- _Work required_:
The answer must consist of each line below that holds the word "reconocer", copied as it stands.

[Items from a document page collection]
───

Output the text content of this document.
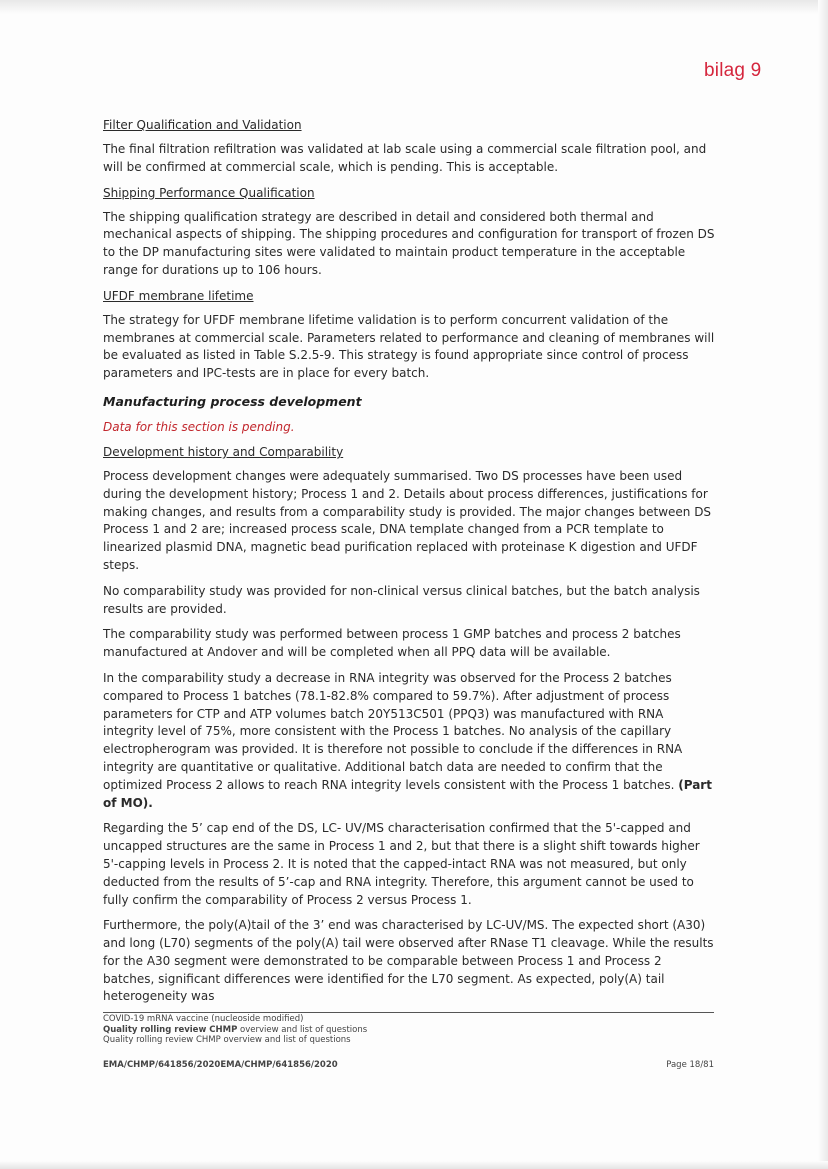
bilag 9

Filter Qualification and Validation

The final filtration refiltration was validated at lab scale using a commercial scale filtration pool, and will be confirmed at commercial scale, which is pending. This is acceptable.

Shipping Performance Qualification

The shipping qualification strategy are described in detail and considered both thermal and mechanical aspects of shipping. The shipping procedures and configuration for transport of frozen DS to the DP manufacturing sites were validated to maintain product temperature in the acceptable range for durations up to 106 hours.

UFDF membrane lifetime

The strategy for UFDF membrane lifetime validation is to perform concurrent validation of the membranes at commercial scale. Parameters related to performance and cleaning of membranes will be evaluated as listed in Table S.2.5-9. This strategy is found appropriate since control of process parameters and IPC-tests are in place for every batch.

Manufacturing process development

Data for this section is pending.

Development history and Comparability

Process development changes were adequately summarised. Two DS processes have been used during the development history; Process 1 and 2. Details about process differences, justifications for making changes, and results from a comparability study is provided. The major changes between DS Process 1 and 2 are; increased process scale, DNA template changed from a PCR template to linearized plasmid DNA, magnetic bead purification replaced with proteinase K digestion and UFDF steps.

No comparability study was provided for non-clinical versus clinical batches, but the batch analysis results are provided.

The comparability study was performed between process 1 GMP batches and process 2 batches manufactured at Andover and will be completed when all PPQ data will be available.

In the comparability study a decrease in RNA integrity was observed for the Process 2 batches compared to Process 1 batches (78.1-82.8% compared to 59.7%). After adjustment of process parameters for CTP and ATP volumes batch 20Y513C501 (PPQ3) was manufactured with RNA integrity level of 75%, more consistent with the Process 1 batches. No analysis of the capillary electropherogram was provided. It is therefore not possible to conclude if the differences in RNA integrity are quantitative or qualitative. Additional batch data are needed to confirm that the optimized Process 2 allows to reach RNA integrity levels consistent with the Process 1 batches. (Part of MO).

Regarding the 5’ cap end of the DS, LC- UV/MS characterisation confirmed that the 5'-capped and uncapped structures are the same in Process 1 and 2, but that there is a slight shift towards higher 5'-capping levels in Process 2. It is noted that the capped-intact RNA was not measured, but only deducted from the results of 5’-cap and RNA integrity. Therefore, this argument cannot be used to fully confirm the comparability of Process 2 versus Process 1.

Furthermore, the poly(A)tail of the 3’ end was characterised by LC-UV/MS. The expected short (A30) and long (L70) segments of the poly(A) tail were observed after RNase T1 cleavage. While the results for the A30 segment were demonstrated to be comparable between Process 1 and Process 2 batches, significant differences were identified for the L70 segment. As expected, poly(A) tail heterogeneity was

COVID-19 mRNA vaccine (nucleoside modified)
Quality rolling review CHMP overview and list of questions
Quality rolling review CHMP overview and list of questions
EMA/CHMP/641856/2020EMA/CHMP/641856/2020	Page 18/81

───

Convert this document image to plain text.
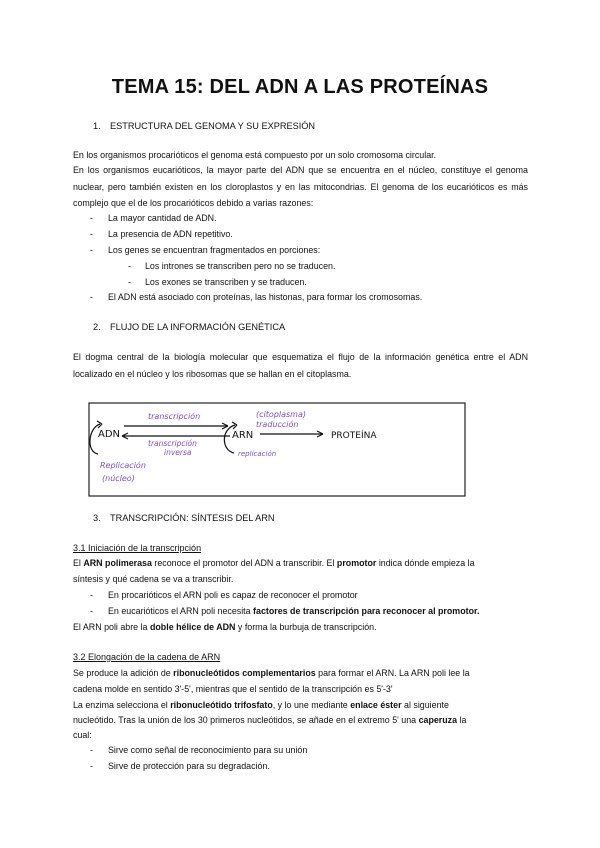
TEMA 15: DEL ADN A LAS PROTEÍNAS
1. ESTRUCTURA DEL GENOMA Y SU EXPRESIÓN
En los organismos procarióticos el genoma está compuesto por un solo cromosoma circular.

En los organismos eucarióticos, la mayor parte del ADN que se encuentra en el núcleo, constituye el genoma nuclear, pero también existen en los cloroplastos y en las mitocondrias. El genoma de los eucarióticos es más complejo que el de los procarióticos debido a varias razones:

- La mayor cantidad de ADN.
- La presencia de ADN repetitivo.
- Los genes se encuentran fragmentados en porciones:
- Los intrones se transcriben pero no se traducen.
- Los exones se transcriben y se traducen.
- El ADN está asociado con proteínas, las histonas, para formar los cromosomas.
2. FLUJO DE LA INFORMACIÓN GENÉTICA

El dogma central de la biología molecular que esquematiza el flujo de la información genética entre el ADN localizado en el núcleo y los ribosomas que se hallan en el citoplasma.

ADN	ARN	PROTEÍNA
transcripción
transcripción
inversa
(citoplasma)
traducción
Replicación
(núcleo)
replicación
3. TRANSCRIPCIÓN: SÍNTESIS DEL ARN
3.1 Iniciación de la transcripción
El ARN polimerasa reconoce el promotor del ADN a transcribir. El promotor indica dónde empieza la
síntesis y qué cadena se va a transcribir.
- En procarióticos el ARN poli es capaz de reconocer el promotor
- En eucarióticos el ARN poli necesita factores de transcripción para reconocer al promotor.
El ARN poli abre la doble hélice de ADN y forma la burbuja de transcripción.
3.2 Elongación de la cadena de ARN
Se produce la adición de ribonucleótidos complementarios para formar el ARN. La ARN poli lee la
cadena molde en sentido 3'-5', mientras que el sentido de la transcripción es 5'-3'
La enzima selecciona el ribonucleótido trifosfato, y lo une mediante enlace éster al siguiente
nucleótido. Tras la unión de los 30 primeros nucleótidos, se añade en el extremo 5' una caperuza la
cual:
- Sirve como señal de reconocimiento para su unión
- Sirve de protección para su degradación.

───

- _Answer space_:
- En procarióticos el ARN poli es capaz de reconocer el promotor
- En eucarióticos el ARN poli necesita factores de transcripción para reconocer al promotor.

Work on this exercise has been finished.